— START OF RECORDS FOR THE EXERCISE —
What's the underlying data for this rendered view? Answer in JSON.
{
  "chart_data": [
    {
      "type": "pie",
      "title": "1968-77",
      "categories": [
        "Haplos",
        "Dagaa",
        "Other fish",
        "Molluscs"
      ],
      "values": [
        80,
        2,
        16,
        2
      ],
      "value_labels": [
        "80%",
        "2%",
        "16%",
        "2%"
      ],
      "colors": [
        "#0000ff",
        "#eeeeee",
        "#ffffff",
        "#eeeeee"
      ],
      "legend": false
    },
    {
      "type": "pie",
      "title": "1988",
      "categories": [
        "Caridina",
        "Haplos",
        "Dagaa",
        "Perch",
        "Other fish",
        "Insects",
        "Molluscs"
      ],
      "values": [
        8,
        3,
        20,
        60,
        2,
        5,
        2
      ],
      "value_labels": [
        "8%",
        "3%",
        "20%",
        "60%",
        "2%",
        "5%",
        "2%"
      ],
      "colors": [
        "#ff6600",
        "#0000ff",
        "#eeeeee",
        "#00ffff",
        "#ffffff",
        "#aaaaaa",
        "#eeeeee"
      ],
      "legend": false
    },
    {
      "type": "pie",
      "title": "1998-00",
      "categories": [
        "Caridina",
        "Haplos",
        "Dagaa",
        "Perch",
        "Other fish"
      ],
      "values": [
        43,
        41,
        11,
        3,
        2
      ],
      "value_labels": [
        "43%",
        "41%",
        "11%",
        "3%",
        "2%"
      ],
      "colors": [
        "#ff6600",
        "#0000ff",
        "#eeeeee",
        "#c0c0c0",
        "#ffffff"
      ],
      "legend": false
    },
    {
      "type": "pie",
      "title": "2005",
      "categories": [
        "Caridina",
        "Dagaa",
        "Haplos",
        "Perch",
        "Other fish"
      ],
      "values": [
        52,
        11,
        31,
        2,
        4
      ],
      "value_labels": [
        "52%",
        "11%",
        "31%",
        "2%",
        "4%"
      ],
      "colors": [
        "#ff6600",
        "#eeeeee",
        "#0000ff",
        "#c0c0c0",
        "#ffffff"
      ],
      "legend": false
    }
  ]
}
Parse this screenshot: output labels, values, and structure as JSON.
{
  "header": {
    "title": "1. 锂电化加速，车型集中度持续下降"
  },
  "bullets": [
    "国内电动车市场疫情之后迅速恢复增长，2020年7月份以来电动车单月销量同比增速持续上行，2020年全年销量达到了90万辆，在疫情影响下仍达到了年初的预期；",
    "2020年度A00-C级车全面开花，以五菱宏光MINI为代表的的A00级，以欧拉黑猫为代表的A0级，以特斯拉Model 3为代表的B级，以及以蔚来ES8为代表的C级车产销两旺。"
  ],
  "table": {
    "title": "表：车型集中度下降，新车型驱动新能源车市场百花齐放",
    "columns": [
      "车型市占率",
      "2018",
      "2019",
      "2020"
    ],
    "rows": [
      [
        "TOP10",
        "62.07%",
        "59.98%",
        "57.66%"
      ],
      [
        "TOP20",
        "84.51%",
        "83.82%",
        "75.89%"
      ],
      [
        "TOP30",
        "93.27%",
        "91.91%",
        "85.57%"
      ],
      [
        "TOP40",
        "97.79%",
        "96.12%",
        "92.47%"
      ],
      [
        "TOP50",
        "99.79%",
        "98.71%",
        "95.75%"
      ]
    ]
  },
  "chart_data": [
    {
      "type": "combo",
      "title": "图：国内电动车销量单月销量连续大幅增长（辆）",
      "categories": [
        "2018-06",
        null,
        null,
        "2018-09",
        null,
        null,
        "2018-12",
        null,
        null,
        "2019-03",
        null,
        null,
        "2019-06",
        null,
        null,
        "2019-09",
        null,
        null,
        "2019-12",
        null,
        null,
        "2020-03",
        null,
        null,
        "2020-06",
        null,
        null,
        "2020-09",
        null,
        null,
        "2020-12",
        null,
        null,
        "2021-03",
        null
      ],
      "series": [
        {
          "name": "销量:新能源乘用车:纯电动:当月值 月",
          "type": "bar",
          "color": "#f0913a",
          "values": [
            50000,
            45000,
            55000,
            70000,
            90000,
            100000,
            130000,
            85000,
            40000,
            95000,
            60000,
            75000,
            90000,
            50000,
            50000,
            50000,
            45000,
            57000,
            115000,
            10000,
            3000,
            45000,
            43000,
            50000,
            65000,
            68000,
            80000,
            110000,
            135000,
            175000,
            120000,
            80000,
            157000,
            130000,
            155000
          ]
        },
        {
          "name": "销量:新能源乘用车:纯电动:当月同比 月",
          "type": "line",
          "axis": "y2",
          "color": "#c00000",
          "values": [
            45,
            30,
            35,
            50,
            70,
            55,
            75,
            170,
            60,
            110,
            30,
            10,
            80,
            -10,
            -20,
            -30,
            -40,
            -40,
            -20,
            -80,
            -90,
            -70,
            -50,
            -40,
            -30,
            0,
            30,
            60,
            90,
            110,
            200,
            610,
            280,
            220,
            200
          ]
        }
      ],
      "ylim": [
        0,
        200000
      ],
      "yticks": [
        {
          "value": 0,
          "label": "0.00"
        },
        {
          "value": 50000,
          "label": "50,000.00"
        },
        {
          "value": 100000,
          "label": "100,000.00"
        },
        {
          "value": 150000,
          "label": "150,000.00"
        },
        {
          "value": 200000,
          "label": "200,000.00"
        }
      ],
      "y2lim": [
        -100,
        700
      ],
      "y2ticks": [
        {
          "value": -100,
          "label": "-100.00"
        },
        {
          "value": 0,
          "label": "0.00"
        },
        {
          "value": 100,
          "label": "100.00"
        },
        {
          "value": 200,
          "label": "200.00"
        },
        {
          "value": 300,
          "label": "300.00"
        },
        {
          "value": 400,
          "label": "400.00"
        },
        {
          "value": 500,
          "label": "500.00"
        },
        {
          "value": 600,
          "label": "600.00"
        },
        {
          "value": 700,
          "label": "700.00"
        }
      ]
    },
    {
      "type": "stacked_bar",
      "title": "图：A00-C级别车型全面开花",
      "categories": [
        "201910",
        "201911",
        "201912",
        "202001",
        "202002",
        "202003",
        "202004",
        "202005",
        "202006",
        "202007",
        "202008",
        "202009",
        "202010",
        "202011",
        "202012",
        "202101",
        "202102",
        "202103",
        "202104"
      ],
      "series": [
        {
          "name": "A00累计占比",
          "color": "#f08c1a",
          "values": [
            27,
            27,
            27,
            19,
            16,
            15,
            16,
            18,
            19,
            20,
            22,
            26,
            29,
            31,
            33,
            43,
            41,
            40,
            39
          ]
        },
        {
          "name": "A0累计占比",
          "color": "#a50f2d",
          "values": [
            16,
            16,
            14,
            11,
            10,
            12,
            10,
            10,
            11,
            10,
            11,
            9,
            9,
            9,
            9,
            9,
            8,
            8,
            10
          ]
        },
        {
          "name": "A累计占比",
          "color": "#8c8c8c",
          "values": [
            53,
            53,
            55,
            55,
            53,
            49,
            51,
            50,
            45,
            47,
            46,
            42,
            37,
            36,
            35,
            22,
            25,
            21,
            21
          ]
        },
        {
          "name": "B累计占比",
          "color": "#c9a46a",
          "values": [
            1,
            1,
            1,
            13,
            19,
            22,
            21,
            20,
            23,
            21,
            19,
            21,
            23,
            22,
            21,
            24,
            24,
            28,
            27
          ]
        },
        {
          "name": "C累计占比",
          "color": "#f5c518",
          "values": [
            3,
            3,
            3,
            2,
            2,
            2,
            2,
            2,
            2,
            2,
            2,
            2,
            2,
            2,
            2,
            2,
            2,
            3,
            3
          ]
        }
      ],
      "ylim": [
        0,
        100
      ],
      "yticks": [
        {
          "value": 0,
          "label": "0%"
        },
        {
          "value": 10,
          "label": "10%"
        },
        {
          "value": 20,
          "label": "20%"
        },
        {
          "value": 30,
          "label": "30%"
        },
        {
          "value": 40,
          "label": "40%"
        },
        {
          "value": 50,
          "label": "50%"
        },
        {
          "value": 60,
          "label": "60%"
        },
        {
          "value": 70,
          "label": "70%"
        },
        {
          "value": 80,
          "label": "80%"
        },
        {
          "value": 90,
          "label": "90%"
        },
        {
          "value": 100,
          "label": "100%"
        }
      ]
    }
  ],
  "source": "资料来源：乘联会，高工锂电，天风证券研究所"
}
— END OF RECORDS FOR THE EXERCISE —
Find the string "新能源乘用车" in the entries above and return each line that holds it.

          "name": "销量:新能源乘用车:纯电动:当月值 月",
          "name": "销量:新能源乘用车:纯电动:当月同比 月",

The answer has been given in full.